Instruction A:
Convert the stored entries into a JSON list of strings, one string per line and blank lines omitted. Begin at the first line of the entries and stop after the line that contains "y-tick-label: 25 [1478,150,1508,183]".

Extracted text:
Let's analyze the results from the pure pruning benchmark to understand the efficiency benefits of pruning in isolation from other optimizations.

In [None]:
def analyze_pure_pruning_results(results):
    """Analyze pure pruning benchmark results."""
    if not results:
        print("No pure pruning benchmark results found")
        return
    
    # Select the first benchmark result for detailed analysis
    benchmark_id = next(iter(results))
    benchmark = results[benchmark_id]
    
    # Display basic configuration
    config = benchmark["config"]
    display(HTML(f"<h3>Benchmark Configuration</h3>"))
    display(HTML(f"<p><b>Model:</b> {config.get('model_name', 'N/A')}</p>"))
    display(HTML(f"<p><b>Pruning Strategy:</b> {config.get('pruning_strategy', 'N/A')}</p>"))
    display(HTML(f"<p><b>Pruning Method:</b> {config.get('pruning_method', 'N/A')}</p>"))
    display(HTML(f"<p><b>Target Sparsity:</b> {config.get('target_sparsity', 'N/A')}</p>"))
    display(HTML(f"<p><b>Epochs:</b> {config.get('epochs', 'N/A')}</p>"))
    
    # Analyze metrics over time
    metrics = benchmark["metrics"]
    display(HTML(f"<h3>Metrics Over Time</h3>"))
    
    if "epochs" in metrics:
        epochs = sorted([int(e) for e in metrics["epochs"]])
        
        # Create plots for key metrics
        key_metrics = [
            ("perplexity", "Perplexity", "Lower is better"),
            ("active_heads_percentage", "Active Heads (%)", "Lower means more pruning"),
            ("inference_latency", "Inference Latency (ms/token)", "Lower is better"),
            ("lexical_diversity", "Lexical Diversity", "Higher is better"),
            ("repetition_score", "Repetition Score", "Lower is better")
        ]
        
        plt.figure(figsize=(15, 12))
        
        for i, (metric_key, metric_name, description) in enumerate(key_metrics):
            if metric_key in metrics:
                metric_values = [metrics[metric_key].get(str(e), None) for e in epochs]
                metric_values = [v for v in metric_values if v is not None]
                
                if metric_values:
                    plt.subplot(3, 2, i+1)
                    plt.plot(epochs[:len(metric_values)], metric_values, 'o-', color=f"C{i}", linewidth=2)

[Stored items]
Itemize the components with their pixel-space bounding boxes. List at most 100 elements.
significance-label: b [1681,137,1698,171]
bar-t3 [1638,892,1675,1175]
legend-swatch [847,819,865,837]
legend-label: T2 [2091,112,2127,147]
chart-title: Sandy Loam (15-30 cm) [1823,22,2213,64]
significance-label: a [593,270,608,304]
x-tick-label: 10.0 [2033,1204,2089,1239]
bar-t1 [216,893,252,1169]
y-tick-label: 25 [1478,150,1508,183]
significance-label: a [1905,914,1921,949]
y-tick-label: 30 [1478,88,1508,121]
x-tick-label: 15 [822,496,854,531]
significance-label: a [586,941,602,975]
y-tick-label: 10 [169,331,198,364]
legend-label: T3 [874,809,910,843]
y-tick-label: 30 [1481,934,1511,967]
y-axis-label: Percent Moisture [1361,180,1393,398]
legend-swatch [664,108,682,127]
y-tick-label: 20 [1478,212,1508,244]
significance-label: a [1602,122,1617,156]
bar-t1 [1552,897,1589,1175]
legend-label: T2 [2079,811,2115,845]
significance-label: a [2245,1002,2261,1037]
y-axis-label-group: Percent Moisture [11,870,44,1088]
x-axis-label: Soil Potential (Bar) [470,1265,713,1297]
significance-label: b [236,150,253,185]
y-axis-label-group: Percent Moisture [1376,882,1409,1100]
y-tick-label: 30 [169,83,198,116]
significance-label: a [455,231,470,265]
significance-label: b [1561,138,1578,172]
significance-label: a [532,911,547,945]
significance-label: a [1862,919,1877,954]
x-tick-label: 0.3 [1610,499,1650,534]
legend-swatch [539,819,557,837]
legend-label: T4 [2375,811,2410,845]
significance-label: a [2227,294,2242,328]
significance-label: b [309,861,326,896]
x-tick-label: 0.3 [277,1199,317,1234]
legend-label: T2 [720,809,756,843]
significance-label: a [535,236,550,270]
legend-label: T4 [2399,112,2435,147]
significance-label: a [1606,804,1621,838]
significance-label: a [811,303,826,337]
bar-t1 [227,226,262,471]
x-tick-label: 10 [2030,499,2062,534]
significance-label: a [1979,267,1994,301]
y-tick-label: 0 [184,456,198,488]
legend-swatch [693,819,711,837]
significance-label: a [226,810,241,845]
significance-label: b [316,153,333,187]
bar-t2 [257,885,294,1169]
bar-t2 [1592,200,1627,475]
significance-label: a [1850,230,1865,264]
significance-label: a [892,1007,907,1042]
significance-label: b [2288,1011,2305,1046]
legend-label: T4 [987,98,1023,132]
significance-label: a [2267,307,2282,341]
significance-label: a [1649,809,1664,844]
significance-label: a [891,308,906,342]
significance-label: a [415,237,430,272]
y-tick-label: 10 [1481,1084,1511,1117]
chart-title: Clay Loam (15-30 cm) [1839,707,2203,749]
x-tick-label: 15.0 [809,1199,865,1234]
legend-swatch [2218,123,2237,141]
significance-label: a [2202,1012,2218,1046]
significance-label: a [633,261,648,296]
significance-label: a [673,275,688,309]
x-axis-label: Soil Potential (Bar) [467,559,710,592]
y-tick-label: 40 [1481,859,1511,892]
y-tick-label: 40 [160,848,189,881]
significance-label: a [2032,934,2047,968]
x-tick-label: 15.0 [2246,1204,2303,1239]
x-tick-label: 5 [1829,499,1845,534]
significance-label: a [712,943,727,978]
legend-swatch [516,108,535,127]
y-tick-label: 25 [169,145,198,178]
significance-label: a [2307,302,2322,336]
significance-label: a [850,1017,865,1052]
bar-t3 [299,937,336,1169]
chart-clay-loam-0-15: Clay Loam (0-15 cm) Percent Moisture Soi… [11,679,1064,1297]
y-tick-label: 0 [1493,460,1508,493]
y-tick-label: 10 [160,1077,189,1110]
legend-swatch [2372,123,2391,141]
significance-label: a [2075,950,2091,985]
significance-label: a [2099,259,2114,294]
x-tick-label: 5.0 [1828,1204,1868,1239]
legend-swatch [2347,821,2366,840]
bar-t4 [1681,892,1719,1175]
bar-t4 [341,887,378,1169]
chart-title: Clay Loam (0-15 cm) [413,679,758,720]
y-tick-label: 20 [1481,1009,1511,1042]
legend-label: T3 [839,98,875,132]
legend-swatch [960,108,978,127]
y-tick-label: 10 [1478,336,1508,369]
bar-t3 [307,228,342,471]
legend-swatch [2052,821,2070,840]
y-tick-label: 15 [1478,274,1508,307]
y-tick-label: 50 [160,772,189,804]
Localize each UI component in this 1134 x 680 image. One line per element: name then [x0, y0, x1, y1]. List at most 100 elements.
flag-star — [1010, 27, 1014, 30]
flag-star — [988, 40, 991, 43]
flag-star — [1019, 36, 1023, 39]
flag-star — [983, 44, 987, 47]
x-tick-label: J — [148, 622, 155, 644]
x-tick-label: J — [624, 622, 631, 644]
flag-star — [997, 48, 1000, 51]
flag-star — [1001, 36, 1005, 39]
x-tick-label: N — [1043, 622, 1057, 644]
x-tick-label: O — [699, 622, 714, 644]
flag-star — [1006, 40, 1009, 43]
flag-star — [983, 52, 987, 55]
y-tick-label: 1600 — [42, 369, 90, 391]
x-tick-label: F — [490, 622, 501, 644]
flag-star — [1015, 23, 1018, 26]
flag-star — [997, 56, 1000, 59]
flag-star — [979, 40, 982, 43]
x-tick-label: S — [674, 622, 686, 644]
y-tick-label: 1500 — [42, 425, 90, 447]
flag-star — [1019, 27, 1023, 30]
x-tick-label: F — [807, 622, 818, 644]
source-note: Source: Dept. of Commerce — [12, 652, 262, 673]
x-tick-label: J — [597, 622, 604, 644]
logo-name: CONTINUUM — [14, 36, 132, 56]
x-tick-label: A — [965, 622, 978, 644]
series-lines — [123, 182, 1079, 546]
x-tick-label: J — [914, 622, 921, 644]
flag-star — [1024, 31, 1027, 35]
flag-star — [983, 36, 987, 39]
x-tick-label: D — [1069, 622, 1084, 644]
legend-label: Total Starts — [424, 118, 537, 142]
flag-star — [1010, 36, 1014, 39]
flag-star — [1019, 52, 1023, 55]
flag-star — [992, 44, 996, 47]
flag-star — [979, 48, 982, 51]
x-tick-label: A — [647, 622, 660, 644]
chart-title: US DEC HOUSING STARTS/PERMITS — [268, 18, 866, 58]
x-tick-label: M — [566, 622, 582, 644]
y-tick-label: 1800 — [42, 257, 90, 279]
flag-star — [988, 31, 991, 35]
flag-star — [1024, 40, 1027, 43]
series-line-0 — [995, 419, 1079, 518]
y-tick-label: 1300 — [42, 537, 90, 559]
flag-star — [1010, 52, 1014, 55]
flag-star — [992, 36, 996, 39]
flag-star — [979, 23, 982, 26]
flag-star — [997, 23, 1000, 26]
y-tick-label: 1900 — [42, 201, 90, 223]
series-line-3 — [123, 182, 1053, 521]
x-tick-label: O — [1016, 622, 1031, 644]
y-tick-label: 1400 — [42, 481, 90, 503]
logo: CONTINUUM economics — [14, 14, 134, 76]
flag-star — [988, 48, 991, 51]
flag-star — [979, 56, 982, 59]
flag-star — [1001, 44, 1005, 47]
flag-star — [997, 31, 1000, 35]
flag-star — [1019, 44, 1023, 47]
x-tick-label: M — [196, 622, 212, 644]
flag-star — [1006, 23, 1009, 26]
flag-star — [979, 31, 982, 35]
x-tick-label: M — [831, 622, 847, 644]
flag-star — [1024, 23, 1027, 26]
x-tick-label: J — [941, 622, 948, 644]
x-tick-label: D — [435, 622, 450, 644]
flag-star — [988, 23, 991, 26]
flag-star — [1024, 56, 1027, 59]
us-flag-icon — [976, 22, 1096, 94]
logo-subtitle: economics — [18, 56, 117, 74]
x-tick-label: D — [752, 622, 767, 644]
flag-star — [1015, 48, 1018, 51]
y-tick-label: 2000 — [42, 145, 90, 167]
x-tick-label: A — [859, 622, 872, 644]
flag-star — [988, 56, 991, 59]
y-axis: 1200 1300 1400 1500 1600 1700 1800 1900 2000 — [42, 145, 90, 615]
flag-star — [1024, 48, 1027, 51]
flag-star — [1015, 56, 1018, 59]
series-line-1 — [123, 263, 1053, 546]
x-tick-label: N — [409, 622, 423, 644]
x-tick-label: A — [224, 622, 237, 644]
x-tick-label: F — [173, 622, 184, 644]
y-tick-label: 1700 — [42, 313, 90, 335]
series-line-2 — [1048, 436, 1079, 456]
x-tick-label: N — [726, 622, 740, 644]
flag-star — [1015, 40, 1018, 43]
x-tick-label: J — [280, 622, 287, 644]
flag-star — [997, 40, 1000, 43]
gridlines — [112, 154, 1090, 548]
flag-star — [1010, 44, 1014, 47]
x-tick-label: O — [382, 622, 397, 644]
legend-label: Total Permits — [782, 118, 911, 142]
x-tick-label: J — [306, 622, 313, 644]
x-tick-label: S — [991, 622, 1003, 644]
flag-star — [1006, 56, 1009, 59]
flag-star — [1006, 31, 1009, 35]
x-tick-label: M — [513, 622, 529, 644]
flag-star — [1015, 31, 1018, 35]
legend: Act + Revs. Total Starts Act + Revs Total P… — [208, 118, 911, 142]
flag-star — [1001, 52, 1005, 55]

Instruction B:
In the pure pruning analysis code, what message is printed when no benchmark results are found?

Correct output A:
[
  "Itemize the components with their pixel-space bounding boxes. List at most 100 elements.",
  "significance-label: b [1681,137,1698,171]",
  "bar-t3 [1638,892,1675,1175]",
  "legend-swatch [847,819,865,837]",
  "legend-label: T2 [2091,112,2127,147]",
  "chart-title: Sandy Loam (15-30 cm) [1823,22,2213,64]",
  "significance-label: a [593,270,608,304]",
  "x-tick-label: 10.0 [2033,1204,2089,1239]",
  "bar-t1 [216,893,252,1169]",
  "y-tick-label: 25 [1478,150,1508,183]"
]

Correct output B:
No pure pruning benchmark results found